## Excerpted records
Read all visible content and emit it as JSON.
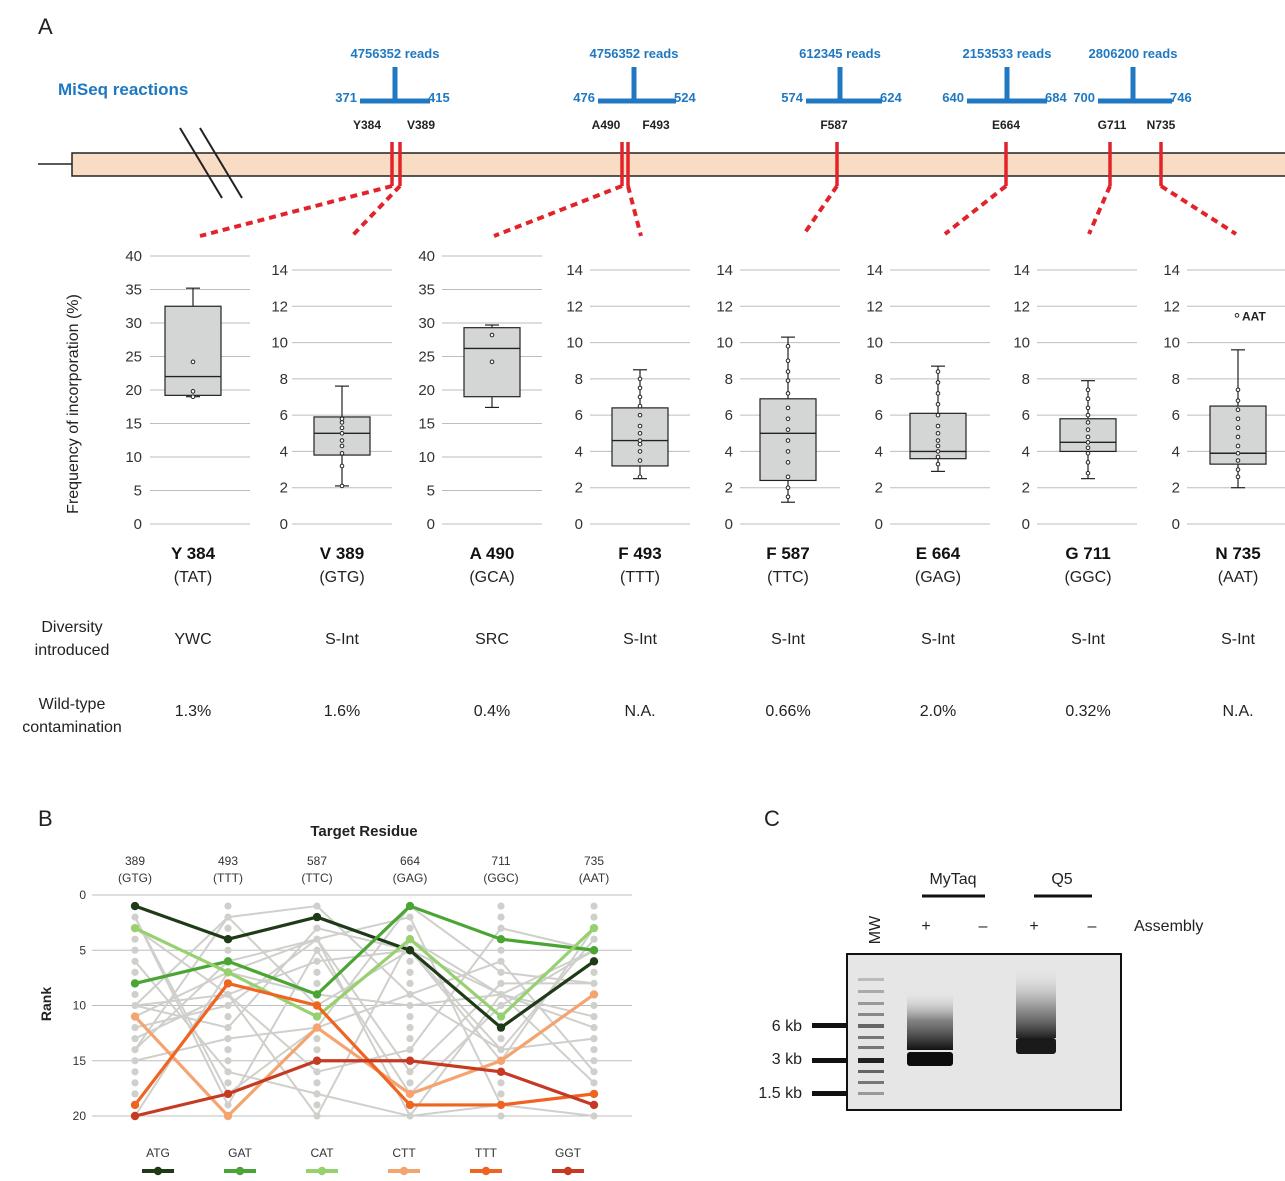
{
  "panels": {
    "a": "A",
    "b": "B",
    "c": "C"
  },
  "panel_a": {
    "miseq_label": "MiSeq reactions",
    "reactions": [
      {
        "reads": "4756352 reads",
        "start": "371",
        "end": "415",
        "muts": [
          "Y384",
          "V389"
        ]
      },
      {
        "reads": "4756352 reads",
        "start": "476",
        "end": "524",
        "muts": [
          "A490",
          "F493"
        ]
      },
      {
        "reads": "612345 reads",
        "start": "574",
        "end": "624",
        "muts": [
          "F587"
        ]
      },
      {
        "reads": "2153533 reads",
        "start": "640",
        "end": "684",
        "muts": [
          "E664"
        ]
      },
      {
        "reads": "2806200 reads",
        "start": "700",
        "end": "746",
        "muts": [
          "G711",
          "N735"
        ]
      }
    ],
    "ylabel": "Frequency of incorporation (%)",
    "outlier_label": "AAT",
    "row_labels": {
      "diversity": [
        "Diversity",
        "introduced"
      ],
      "wildtype": [
        "Wild-type",
        "contamination"
      ]
    }
  },
  "chart_data": [
    {
      "type": "box",
      "ylabel": "Frequency of incorporation (%)",
      "plots": [
        {
          "residue": "Y 384",
          "codon": "(TAT)",
          "ylim": [
            0,
            40
          ],
          "ticks": [
            0,
            5,
            10,
            15,
            20,
            25,
            30,
            35,
            40
          ],
          "min": 19,
          "q1": 19.2,
          "median": 22,
          "q3": 32.5,
          "max": 35.2,
          "points": [
            19,
            19.8,
            24.2
          ],
          "diversity": "YWC",
          "wildtype": "1.3%"
        },
        {
          "residue": "V 389",
          "codon": "(GTG)",
          "ylim": [
            0,
            14
          ],
          "ticks": [
            0,
            2,
            4,
            6,
            8,
            10,
            12,
            14
          ],
          "min": 2.1,
          "q1": 3.8,
          "median": 5.0,
          "q3": 5.9,
          "max": 7.6,
          "points": [
            2.1,
            3.2,
            3.9,
            4.3,
            4.6,
            5.0,
            5.3,
            5.6,
            5.8
          ],
          "diversity": "S-Int",
          "wildtype": "1.6%"
        },
        {
          "residue": "A 490",
          "codon": "(GCA)",
          "ylim": [
            0,
            40
          ],
          "ticks": [
            0,
            5,
            10,
            15,
            20,
            25,
            30,
            35,
            40
          ],
          "min": 17.4,
          "q1": 19,
          "median": 26.2,
          "q3": 29.3,
          "max": 29.7,
          "points": [
            24.2,
            28.2
          ],
          "diversity": "SRC",
          "wildtype": "0.4%"
        },
        {
          "residue": "F 493",
          "codon": "(TTT)",
          "ylim": [
            0,
            14
          ],
          "ticks": [
            0,
            2,
            4,
            6,
            8,
            10,
            12,
            14
          ],
          "min": 2.5,
          "q1": 3.2,
          "median": 4.6,
          "q3": 6.4,
          "max": 8.5,
          "points": [
            2.6,
            3.5,
            4.0,
            4.4,
            4.6,
            5.0,
            5.4,
            6.0,
            6.5,
            7.0,
            7.5,
            8.0
          ],
          "diversity": "S-Int",
          "wildtype": "N.A."
        },
        {
          "residue": "F 587",
          "codon": "(TTC)",
          "ylim": [
            0,
            14
          ],
          "ticks": [
            0,
            2,
            4,
            6,
            8,
            10,
            12,
            14
          ],
          "min": 1.2,
          "q1": 2.4,
          "median": 5.0,
          "q3": 6.9,
          "max": 10.3,
          "points": [
            1.5,
            2.0,
            2.6,
            3.4,
            4.0,
            4.6,
            5.2,
            5.8,
            6.4,
            7.2,
            7.9,
            8.4,
            9.0,
            9.8
          ],
          "diversity": "S-Int",
          "wildtype": "0.66%"
        },
        {
          "residue": "E 664",
          "codon": "(GAG)",
          "ylim": [
            0,
            14
          ],
          "ticks": [
            0,
            2,
            4,
            6,
            8,
            10,
            12,
            14
          ],
          "min": 2.9,
          "q1": 3.6,
          "median": 4.0,
          "q3": 6.1,
          "max": 8.7,
          "points": [
            3.3,
            3.7,
            4.0,
            4.3,
            4.6,
            5.0,
            5.4,
            6.0,
            6.6,
            7.2,
            7.8,
            8.4
          ],
          "diversity": "S-Int",
          "wildtype": "2.0%"
        },
        {
          "residue": "G 711",
          "codon": "(GGC)",
          "ylim": [
            0,
            14
          ],
          "ticks": [
            0,
            2,
            4,
            6,
            8,
            10,
            12,
            14
          ],
          "min": 2.5,
          "q1": 4.0,
          "median": 4.5,
          "q3": 5.8,
          "max": 7.9,
          "points": [
            2.8,
            3.4,
            3.9,
            4.2,
            4.5,
            4.8,
            5.2,
            5.6,
            6.0,
            6.4,
            6.9,
            7.4
          ],
          "diversity": "S-Int",
          "wildtype": "0.32%"
        },
        {
          "residue": "N 735",
          "codon": "(AAT)",
          "ylim": [
            0,
            14
          ],
          "ticks": [
            0,
            2,
            4,
            6,
            8,
            10,
            12,
            14
          ],
          "min": 2.0,
          "q1": 3.3,
          "median": 3.9,
          "q3": 6.5,
          "max": 9.6,
          "points": [
            2.6,
            3.0,
            3.5,
            3.9,
            4.3,
            4.8,
            5.3,
            5.8,
            6.3,
            6.8,
            7.4
          ],
          "outlier": 11.5,
          "diversity": "S-Int",
          "wildtype": "N.A."
        }
      ]
    },
    {
      "type": "line",
      "title": "Target Residue",
      "ylabel": "Rank",
      "ylim": [
        0,
        20
      ],
      "yticks": [
        0,
        5,
        10,
        15,
        20
      ],
      "categories": [
        {
          "pos": "389",
          "codon": "(GTG)"
        },
        {
          "pos": "493",
          "codon": "(TTT)"
        },
        {
          "pos": "587",
          "codon": "(TTC)"
        },
        {
          "pos": "664",
          "codon": "(GAG)"
        },
        {
          "pos": "711",
          "codon": "(GGC)"
        },
        {
          "pos": "735",
          "codon": "(AAT)"
        }
      ],
      "series": [
        {
          "name": "ATG",
          "color": "#1e3a17",
          "values": [
            1,
            4,
            2,
            5,
            12,
            6
          ]
        },
        {
          "name": "GAT",
          "color": "#4aa534",
          "values": [
            8,
            6,
            9,
            1,
            4,
            5
          ]
        },
        {
          "name": "CAT",
          "color": "#97d06f",
          "values": [
            3,
            7,
            11,
            4,
            11,
            3
          ]
        },
        {
          "name": "CTT",
          "color": "#f4a470",
          "values": [
            11,
            20,
            12,
            18,
            15,
            9
          ]
        },
        {
          "name": "TTT",
          "color": "#ee6420",
          "values": [
            19,
            8,
            10,
            19,
            19,
            18
          ]
        },
        {
          "name": "GGT",
          "color": "#c53a22",
          "values": [
            20,
            18,
            15,
            15,
            16,
            19
          ]
        }
      ],
      "background_color": "#cfcfcb"
    }
  ],
  "panel_c": {
    "mw_label": "MW",
    "groups": [
      "MyTaq",
      "Q5"
    ],
    "signs": [
      "+",
      "–",
      "+",
      "–"
    ],
    "assembly_label": "Assembly",
    "markers": [
      "6 kb",
      "3 kb",
      "1.5 kb"
    ]
  }
}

## Instructions to follow
Write out every entry again word for word, without any of the pictures.

## Written response
Read all visible content and emit it as JSON.
{
  "panels": {
    "a": "A",
    "b": "B",
    "c": "C"
  },
  "panel_a": {
    "miseq_label": "MiSeq reactions",
    "reactions": [
      {
        "reads": "4756352 reads",
        "start": "371",
        "end": "415",
        "muts": [
          "Y384",
          "V389"
        ]
      },
      {
        "reads": "4756352 reads",
        "start": "476",
        "end": "524",
        "muts": [
          "A490",
          "F493"
        ]
      },
      {
        "reads": "612345 reads",
        "start": "574",
        "end": "624",
        "muts": [
          "F587"
        ]
      },
      {
        "reads": "2153533 reads",
        "start": "640",
        "end": "684",
        "muts": [
          "E664"
        ]
      },
      {
        "reads": "2806200 reads",
        "start": "700",
        "end": "746",
        "muts": [
          "G711",
          "N735"
        ]
      }
    ],
    "ylabel": "Frequency of incorporation (%)",
    "outlier_label": "AAT",
    "row_labels": {
      "diversity": [
        "Diversity",
        "introduced"
      ],
      "wildtype": [
        "Wild-type",
        "contamination"
      ]
    }
  },
  "chart_data": [
    {
      "type": "box",
      "ylabel": "Frequency of incorporation (%)",
      "plots": [
        {
          "residue": "Y 384",
          "codon": "(TAT)",
          "ylim": [
            0,
            40
          ],
          "ticks": [
            0,
            5,
            10,
            15,
            20,
            25,
            30,
            35,
            40
          ],
          "min": 19,
          "q1": 19.2,
          "median": 22,
          "q3": 32.5,
          "max": 35.2,
          "points": [
            19,
            19.8,
            24.2
          ],
          "diversity": "YWC",
          "wildtype": "1.3%"
        },
        {
          "residue": "V 389",
          "codon": "(GTG)",
          "ylim": [
            0,
            14
          ],
          "ticks": [
            0,
            2,
            4,
            6,
            8,
            10,
            12,
            14
          ],
          "min": 2.1,
          "q1": 3.8,
          "median": 5.0,
          "q3": 5.9,
          "max": 7.6,
          "points": [
            2.1,
            3.2,
            3.9,
            4.3,
            4.6,
            5.0,
            5.3,
            5.6,
            5.8
          ],
          "diversity": "S-Int",
          "wildtype": "1.6%"
        },
        {
          "residue": "A 490",
          "codon": "(GCA)",
          "ylim": [
            0,
            40
          ],
          "ticks": [
            0,
            5,
            10,
            15,
            20,
            25,
            30,
            35,
            40
          ],
          "min": 17.4,
          "q1": 19,
          "median": 26.2,
          "q3": 29.3,
          "max": 29.7,
          "points": [
            24.2,
            28.2
          ],
          "diversity": "SRC",
          "wildtype": "0.4%"
        },
        {
          "residue": "F 493",
          "codon": "(TTT)",
          "ylim": [
            0,
            14
          ],
          "ticks": [
            0,
            2,
            4,
            6,
            8,
            10,
            12,
            14
          ],
          "min": 2.5,
          "q1": 3.2,
          "median": 4.6,
          "q3": 6.4,
          "max": 8.5,
          "points": [
            2.6,
            3.5,
            4.0,
            4.4,
            4.6,
            5.0,
            5.4,
            6.0,
            6.5,
            7.0,
            7.5,
            8.0
          ],
          "diversity": "S-Int",
          "wildtype": "N.A."
        },
        {
          "residue": "F 587",
          "codon": "(TTC)",
          "ylim": [
            0,
            14
          ],
          "ticks": [
            0,
            2,
            4,
            6,
            8,
            10,
            12,
            14
          ],
          "min": 1.2,
          "q1": 2.4,
          "median": 5.0,
          "q3": 6.9,
          "max": 10.3,
          "points": [
            1.5,
            2.0,
            2.6,
            3.4,
            4.0,
            4.6,
            5.2,
            5.8,
            6.4,
            7.2,
            7.9,
            8.4,
            9.0,
            9.8
          ],
          "diversity": "S-Int",
          "wildtype": "0.66%"
        },
        {
          "residue": "E 664",
          "codon": "(GAG)",
          "ylim": [
            0,
            14
          ],
          "ticks": [
            0,
            2,
            4,
            6,
            8,
            10,
            12,
            14
          ],
          "min": 2.9,
          "q1": 3.6,
          "median": 4.0,
          "q3": 6.1,
          "max": 8.7,
          "points": [
            3.3,
            3.7,
            4.0,
            4.3,
            4.6,
            5.0,
            5.4,
            6.0,
            6.6,
            7.2,
            7.8,
            8.4
          ],
          "diversity": "S-Int",
          "wildtype": "2.0%"
        },
        {
          "residue": "G 711",
          "codon": "(GGC)",
          "ylim": [
            0,
            14
          ],
          "ticks": [
            0,
            2,
            4,
            6,
            8,
            10,
            12,
            14
          ],
          "min": 2.5,
          "q1": 4.0,
          "median": 4.5,
          "q3": 5.8,
          "max": 7.9,
          "points": [
            2.8,
            3.4,
            3.9,
            4.2,
            4.5,
            4.8,
            5.2,
            5.6,
            6.0,
            6.4,
            6.9,
            7.4
          ],
          "diversity": "S-Int",
          "wildtype": "0.32%"
        },
        {
          "residue": "N 735",
          "codon": "(AAT)",
          "ylim": [
            0,
            14
          ],
          "ticks": [
            0,
            2,
            4,
            6,
            8,
            10,
            12,
            14
          ],
          "min": 2.0,
          "q1": 3.3,
          "median": 3.9,
          "q3": 6.5,
          "max": 9.6,
          "points": [
            2.6,
            3.0,
            3.5,
            3.9,
            4.3,
            4.8,
            5.3,
            5.8,
            6.3,
            6.8,
            7.4
          ],
          "outlier": 11.5,
          "diversity": "S-Int",
          "wildtype": "N.A."
        }
      ]
    },
    {
      "type": "line",
      "title": "Target Residue",
      "ylabel": "Rank",
      "ylim": [
        0,
        20
      ],
      "yticks": [
        0,
        5,
        10,
        15,
        20
      ],
      "categories": [
        {
          "pos": "389",
          "codon": "(GTG)"
        },
        {
          "pos": "493",
          "codon": "(TTT)"
        },
        {
          "pos": "587",
          "codon": "(TTC)"
        },
        {
          "pos": "664",
          "codon": "(GAG)"
        },
        {
          "pos": "711",
          "codon": "(GGC)"
        },
        {
          "pos": "735",
          "codon": "(AAT)"
        }
      ],
      "series": [
        {
          "name": "ATG",
          "color": "#1e3a17",
          "values": [
            1,
            4,
            2,
            5,
            12,
            6
          ]
        },
        {
          "name": "GAT",
          "color": "#4aa534",
          "values": [
            8,
            6,
            9,
            1,
            4,
            5
          ]
        },
        {
          "name": "CAT",
          "color": "#97d06f",
          "values": [
            3,
            7,
            11,
            4,
            11,
            3
          ]
        },
        {
          "name": "CTT",
          "color": "#f4a470",
          "values": [
            11,
            20,
            12,
            18,
            15,
            9
          ]
        },
        {
          "name": "TTT",
          "color": "#ee6420",
          "values": [
            19,
            8,
            10,
            19,
            19,
            18
          ]
        },
        {
          "name": "GGT",
          "color": "#c53a22",
          "values": [
            20,
            18,
            15,
            15,
            16,
            19
          ]
        }
      ],
      "background_color": "#cfcfcb"
    }
  ],
  "panel_c": {
    "mw_label": "MW",
    "groups": [
      "MyTaq",
      "Q5"
    ],
    "signs": [
      "+",
      "–",
      "+",
      "–"
    ],
    "assembly_label": "Assembly",
    "markers": [
      "6 kb",
      "3 kb",
      "1.5 kb"
    ]
  }
}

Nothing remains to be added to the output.